## [Exercise brief]
Find the word "отдыха" in the records below. List each line containing it.

>> start

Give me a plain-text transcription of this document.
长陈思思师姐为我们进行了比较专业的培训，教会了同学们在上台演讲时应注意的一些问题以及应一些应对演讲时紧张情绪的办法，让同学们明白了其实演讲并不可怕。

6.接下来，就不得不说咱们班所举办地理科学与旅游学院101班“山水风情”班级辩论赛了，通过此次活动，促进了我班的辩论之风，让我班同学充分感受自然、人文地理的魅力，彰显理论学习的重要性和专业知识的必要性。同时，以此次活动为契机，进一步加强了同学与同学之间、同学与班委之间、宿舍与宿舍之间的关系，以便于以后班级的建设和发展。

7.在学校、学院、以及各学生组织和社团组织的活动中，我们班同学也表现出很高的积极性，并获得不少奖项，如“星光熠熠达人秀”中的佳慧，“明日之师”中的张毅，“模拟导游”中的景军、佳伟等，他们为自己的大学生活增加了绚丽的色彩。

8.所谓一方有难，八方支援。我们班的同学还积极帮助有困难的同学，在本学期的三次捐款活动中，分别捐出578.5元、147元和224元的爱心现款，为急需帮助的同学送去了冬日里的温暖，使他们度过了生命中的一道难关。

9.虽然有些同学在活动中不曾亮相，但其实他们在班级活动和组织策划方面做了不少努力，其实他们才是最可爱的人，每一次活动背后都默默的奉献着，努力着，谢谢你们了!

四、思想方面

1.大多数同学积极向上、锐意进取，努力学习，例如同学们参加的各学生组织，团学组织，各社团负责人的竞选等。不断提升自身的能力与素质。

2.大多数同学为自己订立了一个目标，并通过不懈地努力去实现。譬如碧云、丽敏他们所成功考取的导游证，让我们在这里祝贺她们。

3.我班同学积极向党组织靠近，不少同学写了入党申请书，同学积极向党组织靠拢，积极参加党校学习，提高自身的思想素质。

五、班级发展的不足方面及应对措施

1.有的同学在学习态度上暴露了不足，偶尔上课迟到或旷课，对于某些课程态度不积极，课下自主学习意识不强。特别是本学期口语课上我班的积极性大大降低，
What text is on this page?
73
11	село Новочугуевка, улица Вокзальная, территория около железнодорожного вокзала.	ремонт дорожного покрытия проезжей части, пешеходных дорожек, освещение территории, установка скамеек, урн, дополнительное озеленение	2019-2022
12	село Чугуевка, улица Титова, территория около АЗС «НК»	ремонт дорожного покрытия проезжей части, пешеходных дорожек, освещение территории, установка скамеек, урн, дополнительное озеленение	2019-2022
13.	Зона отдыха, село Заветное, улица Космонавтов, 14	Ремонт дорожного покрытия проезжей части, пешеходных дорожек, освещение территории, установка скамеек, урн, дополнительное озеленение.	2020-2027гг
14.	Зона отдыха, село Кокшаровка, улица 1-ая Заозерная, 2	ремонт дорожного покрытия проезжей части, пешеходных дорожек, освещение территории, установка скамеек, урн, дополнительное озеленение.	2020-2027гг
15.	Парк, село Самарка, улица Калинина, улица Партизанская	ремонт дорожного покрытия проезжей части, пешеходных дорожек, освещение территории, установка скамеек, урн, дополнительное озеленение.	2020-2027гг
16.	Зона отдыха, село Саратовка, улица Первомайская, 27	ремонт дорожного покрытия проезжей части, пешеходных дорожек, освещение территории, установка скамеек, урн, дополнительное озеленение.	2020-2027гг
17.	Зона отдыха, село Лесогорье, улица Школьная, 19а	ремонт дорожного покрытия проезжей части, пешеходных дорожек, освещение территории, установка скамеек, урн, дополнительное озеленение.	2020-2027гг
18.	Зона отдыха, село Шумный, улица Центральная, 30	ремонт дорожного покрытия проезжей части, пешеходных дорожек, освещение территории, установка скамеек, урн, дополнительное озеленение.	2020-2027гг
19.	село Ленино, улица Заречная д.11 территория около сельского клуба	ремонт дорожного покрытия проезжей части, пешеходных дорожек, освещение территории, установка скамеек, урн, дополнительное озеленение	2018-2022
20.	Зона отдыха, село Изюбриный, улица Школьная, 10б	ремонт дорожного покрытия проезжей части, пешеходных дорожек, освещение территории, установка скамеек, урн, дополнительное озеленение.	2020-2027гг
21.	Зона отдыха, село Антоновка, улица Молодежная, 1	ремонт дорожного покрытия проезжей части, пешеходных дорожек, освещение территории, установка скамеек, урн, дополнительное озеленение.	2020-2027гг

>> end

## [Correct answer]
13.	Зона отдыха, село Заветное, улица Космонавтов, 14	Ремонт дорожного покрытия проезжей части, пешеходных дорожек, освещение территории, установка скамеек, урн, дополнительное озеленение.	2020-2027гг
14.	Зона отдыха, село Кокшаровка, улица 1-ая Заозерная, 2	ремонт дорожного покрытия проезжей части, пешеходных дорожек, освещение территории, установка скамеек, урн, дополнительное озеленение.	2020-2027гг
16.	Зона отдыха, село Саратовка, улица Первомайская, 27	ремонт дорожного покрытия проезжей части, пешеходных дорожек, освещение территории, установка скамеек, урн, дополнительное озеленение.	2020-2027гг
17.	Зона отдыха, село Лесогорье, улица Школьная, 19а	ремонт дорожного покрытия проезжей части, пешеходных дорожек, освещение территории, установка скамеек, урн, дополнительное озеленение.	2020-2027гг
18.	Зона отдыха, село Шумный, улица Центральная, 30	ремонт дорожного покрытия проезжей части, пешеходных дорожек, освещение территории, установка скамеек, урн, дополнительное озеленение.	2020-2027гг
20.	Зона отдыха, село Изюбриный, улица Школьная, 10б	ремонт дорожного покрытия проезжей части, пешеходных дорожек, освещение территории, установка скамеек, урн, дополнительное озеленение.	2020-2027гг
21.	Зона отдыха, село Антоновка, улица Молодежная, 1	ремонт дорожного покрытия проезжей части, пешеходных дорожек, освещение территории, установка скамеек, урн, дополнительное озеленение.	2020-2027гг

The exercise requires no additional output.